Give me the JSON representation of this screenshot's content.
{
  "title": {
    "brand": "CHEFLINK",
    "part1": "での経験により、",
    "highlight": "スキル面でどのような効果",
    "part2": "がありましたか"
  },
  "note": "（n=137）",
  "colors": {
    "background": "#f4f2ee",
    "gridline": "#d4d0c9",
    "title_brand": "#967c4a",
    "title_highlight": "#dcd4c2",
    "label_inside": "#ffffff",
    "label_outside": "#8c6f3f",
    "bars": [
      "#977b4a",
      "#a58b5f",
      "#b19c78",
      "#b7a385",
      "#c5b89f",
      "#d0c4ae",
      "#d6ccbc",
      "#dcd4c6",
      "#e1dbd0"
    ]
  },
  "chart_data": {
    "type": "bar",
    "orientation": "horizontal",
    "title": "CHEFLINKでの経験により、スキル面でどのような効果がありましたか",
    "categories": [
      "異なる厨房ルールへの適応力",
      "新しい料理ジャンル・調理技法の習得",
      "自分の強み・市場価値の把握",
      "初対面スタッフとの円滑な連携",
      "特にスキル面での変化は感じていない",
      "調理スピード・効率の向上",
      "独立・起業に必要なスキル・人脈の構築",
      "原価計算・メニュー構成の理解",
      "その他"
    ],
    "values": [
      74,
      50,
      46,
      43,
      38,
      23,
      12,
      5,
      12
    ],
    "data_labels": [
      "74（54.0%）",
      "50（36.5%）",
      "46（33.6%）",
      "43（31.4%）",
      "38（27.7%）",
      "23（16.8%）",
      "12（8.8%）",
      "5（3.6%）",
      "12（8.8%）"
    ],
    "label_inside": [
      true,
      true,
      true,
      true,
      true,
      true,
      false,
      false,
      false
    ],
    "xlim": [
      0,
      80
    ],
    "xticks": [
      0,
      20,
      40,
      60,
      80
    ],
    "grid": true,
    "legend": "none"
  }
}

* * * * * * * * *

## WRITTEN TASK:
Faithfully reproduce all of the records, character for character.

## THE OUTPUT:
Give me the JSON representation of this screenshot's content.
{
  "title": {
    "brand": "CHEFLINK",
    "part1": "での経験により、",
    "highlight": "スキル面でどのような効果",
    "part2": "がありましたか"
  },
  "note": "（n=137）",
  "colors": {
    "background": "#f4f2ee",
    "gridline": "#d4d0c9",
    "title_brand": "#967c4a",
    "title_highlight": "#dcd4c2",
    "label_inside": "#ffffff",
    "label_outside": "#8c6f3f",
    "bars": [
      "#977b4a",
      "#a58b5f",
      "#b19c78",
      "#b7a385",
      "#c5b89f",
      "#d0c4ae",
      "#d6ccbc",
      "#dcd4c6",
      "#e1dbd0"
    ]
  },
  "chart_data": {
    "type": "bar",
    "orientation": "horizontal",
    "title": "CHEFLINKでの経験により、スキル面でどのような効果がありましたか",
    "categories": [
      "異なる厨房ルールへの適応力",
      "新しい料理ジャンル・調理技法の習得",
      "自分の強み・市場価値の把握",
      "初対面スタッフとの円滑な連携",
      "特にスキル面での変化は感じていない",
      "調理スピード・効率の向上",
      "独立・起業に必要なスキル・人脈の構築",
      "原価計算・メニュー構成の理解",
      "その他"
    ],
    "values": [
      74,
      50,
      46,
      43,
      38,
      23,
      12,
      5,
      12
    ],
    "data_labels": [
      "74（54.0%）",
      "50（36.5%）",
      "46（33.6%）",
      "43（31.4%）",
      "38（27.7%）",
      "23（16.8%）",
      "12（8.8%）",
      "5（3.6%）",
      "12（8.8%）"
    ],
    "label_inside": [
      true,
      true,
      true,
      true,
      true,
      true,
      false,
      false,
      false
    ],
    "xlim": [
      0,
      80
    ],
    "xticks": [
      0,
      20,
      40,
      60,
      80
    ],
    "grid": true,
    "legend": "none"
  }
}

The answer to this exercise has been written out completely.